Dataset records

·····

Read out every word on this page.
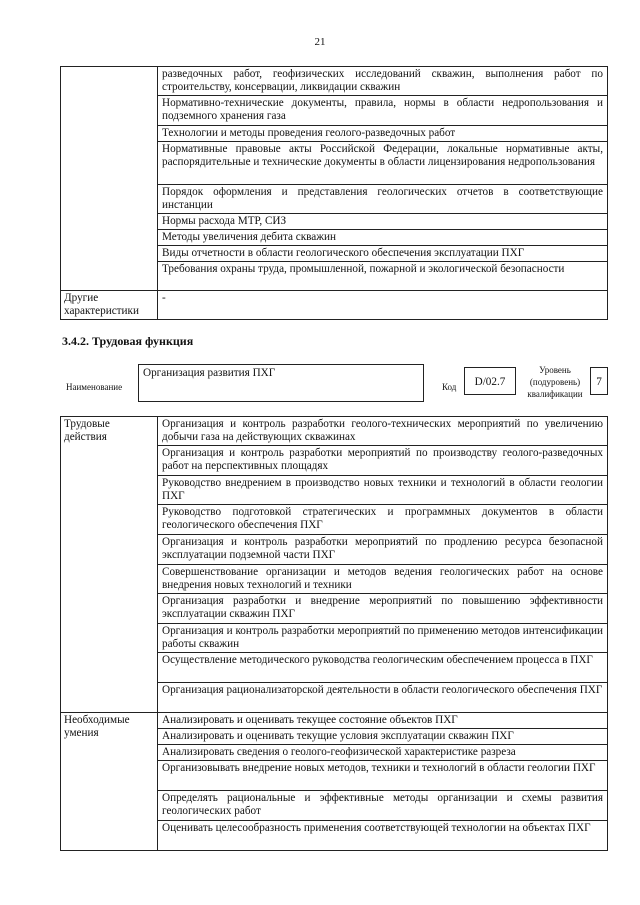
21
	разведочных работ, геофизических исследований скважин, выполнения работ по строительству, консервации, ликвидации скважин
	Нормативно-технические документы, правила, нормы в области недропользования и подземного хранения газа
	Технологии и методы проведения геолого-разведочных работ
	Нормативные правовые акты Российской Федерации, локальные нормативные акты, распорядительные и технические документы в области лицензирования недропользования
	Порядок оформления и представления геологических отчетов в соответствующие инстанции
	Нормы расхода МТР, СИЗ
	Методы увеличения дебита скважин
	Виды отчетности в области геологического обеспечения эксплуатации ПХГ
	Требования охраны труда, промышленной, пожарной и экологической безопасности
Другие характеристики	-
3.4.2. Трудовая функция
Наименование
Организация развития ПХГ
Код	D/02.7
Уровень (подуровень) квалификации
7
Трудовые действия	Организация и контроль разработки геолого-технических мероприятий по увеличению добычи газа на действующих скважинах
	Организация и контроль разработки мероприятий по производству геолого-разведочных работ на перспективных площадях
	Руководство внедрением в производство новых техники и технологий в области геологии ПХГ
	Руководство подготовкой стратегических и программных документов в области геологического обеспечения ПХГ
	Организация и контроль разработки мероприятий по продлению ресурса безопасной эксплуатации подземной части ПХГ
	Совершенствование организации и методов ведения геологических работ на основе внедрения новых технологий и техники
	Организация разработки и внедрение мероприятий по повышению эффективности эксплуатации скважин ПХГ
	Организация и контроль разработки мероприятий по применению методов интенсификации работы скважин
	Осуществление методического руководства геологическим обеспечением процесса в ПХГ
	Организация рационализаторской деятельности в области геологического обеспечения ПХГ
Необходимые умения	Анализировать и оценивать текущее состояние объектов ПХГ
	Анализировать и оценивать текущие условия эксплуатации скважин ПХГ
	Анализировать сведения о геолого-геофизической характеристике разреза
	Организовывать внедрение новых методов, техники и технологий в области геологии ПХГ
	Определять рациональные и эффективные методы организации и схемы развития геологических работ
	Оценивать целесообразность применения соответствующей технологии на объектах ПХГ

·····

[What the exercise asks]:
Your task is to repeat the material above exactly, without its pictures.

[Solution to this problem]:
Read out every word on this page.
21
	разведочных работ, геофизических исследований скважин, выполнения работ по строительству, консервации, ликвидации скважин
	Нормативно-технические документы, правила, нормы в области недропользования и подземного хранения газа
	Технологии и методы проведения геолого-разведочных работ
	Нормативные правовые акты Российской Федерации, локальные нормативные акты, распорядительные и технические документы в области лицензирования недропользования
	Порядок оформления и представления геологических отчетов в соответствующие инстанции
	Нормы расхода МТР, СИЗ
	Методы увеличения дебита скважин
	Виды отчетности в области геологического обеспечения эксплуатации ПХГ
	Требования охраны труда, промышленной, пожарной и экологической безопасности
Другие характеристики	-
3.4.2. Трудовая функция
Наименование
Организация развития ПХГ
Код	D/02.7
Уровень (подуровень) квалификации
7
Трудовые действия	Организация и контроль разработки геолого-технических мероприятий по увеличению добычи газа на действующих скважинах
	Организация и контроль разработки мероприятий по производству геолого-разведочных работ на перспективных площадях
	Руководство внедрением в производство новых техники и технологий в области геологии ПХГ
	Руководство подготовкой стратегических и программных документов в области геологического обеспечения ПХГ
	Организация и контроль разработки мероприятий по продлению ресурса безопасной эксплуатации подземной части ПХГ
	Совершенствование организации и методов ведения геологических работ на основе внедрения новых технологий и техники
	Организация разработки и внедрение мероприятий по повышению эффективности эксплуатации скважин ПХГ
	Организация и контроль разработки мероприятий по применению методов интенсификации работы скважин
	Осуществление методического руководства геологическим обеспечением процесса в ПХГ
	Организация рационализаторской деятельности в области геологического обеспечения ПХГ
Необходимые умения	Анализировать и оценивать текущее состояние объектов ПХГ
	Анализировать и оценивать текущие условия эксплуатации скважин ПХГ
	Анализировать сведения о геолого-геофизической характеристике разреза
	Организовывать внедрение новых методов, техники и технологий в области геологии ПХГ
	Определять рациональные и эффективные методы организации и схемы развития геологических работ
	Оценивать целесообразность применения соответствующей технологии на объектах ПХГ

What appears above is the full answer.